[Start of Material supplied]
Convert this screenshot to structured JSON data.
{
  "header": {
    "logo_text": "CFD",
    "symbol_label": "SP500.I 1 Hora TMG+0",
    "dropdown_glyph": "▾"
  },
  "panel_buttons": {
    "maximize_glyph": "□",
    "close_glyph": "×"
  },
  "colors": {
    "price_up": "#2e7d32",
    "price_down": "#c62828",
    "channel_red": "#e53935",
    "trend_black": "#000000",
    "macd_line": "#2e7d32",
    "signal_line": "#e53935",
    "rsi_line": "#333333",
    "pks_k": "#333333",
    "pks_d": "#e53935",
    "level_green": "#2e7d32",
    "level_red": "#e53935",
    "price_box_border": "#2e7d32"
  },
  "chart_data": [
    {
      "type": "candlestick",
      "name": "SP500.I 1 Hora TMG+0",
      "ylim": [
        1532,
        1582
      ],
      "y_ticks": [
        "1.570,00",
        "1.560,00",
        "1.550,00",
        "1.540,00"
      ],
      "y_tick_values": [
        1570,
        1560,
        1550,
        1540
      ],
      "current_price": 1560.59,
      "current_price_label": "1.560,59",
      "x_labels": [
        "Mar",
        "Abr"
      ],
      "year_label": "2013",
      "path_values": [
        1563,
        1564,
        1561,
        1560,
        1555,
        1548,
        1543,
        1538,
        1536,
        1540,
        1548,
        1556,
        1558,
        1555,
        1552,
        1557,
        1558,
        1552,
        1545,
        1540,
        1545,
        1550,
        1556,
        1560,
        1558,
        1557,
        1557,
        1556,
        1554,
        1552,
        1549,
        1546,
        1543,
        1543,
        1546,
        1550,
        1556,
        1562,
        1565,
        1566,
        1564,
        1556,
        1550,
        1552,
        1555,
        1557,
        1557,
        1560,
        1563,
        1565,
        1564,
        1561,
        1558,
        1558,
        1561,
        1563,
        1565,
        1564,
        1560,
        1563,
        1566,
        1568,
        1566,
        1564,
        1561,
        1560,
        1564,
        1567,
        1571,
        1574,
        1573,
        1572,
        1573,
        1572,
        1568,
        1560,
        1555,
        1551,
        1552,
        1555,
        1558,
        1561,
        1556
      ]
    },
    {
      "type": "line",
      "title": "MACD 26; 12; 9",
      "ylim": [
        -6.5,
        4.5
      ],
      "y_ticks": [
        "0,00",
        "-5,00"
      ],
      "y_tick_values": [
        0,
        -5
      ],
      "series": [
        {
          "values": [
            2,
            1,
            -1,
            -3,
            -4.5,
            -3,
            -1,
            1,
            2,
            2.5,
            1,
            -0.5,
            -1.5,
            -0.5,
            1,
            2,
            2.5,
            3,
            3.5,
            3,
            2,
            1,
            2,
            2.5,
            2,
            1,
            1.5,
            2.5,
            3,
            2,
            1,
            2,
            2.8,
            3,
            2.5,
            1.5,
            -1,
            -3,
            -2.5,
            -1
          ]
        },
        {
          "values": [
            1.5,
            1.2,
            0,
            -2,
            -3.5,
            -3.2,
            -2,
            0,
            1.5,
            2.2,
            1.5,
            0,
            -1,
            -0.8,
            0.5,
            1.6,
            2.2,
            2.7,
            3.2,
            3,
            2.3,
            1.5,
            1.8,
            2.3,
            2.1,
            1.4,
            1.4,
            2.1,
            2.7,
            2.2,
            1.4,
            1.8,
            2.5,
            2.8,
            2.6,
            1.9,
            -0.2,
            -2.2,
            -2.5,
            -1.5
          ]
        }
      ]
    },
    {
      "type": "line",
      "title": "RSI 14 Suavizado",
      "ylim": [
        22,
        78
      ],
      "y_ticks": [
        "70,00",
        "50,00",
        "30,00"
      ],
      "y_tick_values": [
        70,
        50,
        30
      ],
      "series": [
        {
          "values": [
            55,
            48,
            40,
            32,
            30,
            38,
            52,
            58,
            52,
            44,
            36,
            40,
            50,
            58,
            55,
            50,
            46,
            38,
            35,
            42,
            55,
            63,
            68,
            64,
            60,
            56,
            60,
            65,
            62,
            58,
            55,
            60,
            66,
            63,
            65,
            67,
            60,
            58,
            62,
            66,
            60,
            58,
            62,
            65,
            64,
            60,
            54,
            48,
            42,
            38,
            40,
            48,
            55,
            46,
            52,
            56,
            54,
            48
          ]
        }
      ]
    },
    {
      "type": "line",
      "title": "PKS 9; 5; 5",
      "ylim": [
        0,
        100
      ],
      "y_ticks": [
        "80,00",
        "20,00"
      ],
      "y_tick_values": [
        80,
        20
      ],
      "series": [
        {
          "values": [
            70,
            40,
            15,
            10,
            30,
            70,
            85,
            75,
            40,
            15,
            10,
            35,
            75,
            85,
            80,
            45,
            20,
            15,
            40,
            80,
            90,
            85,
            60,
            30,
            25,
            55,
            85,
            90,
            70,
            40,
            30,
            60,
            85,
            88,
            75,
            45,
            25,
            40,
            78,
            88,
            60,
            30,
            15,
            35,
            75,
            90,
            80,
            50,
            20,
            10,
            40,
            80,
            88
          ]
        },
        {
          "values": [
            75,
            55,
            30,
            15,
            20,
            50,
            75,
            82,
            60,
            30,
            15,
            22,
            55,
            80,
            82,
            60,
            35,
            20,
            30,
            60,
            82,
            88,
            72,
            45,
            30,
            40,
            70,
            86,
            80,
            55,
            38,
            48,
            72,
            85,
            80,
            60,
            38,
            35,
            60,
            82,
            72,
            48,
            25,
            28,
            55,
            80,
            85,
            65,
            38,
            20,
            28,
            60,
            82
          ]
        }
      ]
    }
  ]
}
[End of Material supplied]
Check each line of the entries above, and show every one holding the word "title".

[Correct result]:
      "title": "MACD 26; 12; 9",
      "title": "RSI 14 Suavizado",
      "title": "PKS 9; 5; 5",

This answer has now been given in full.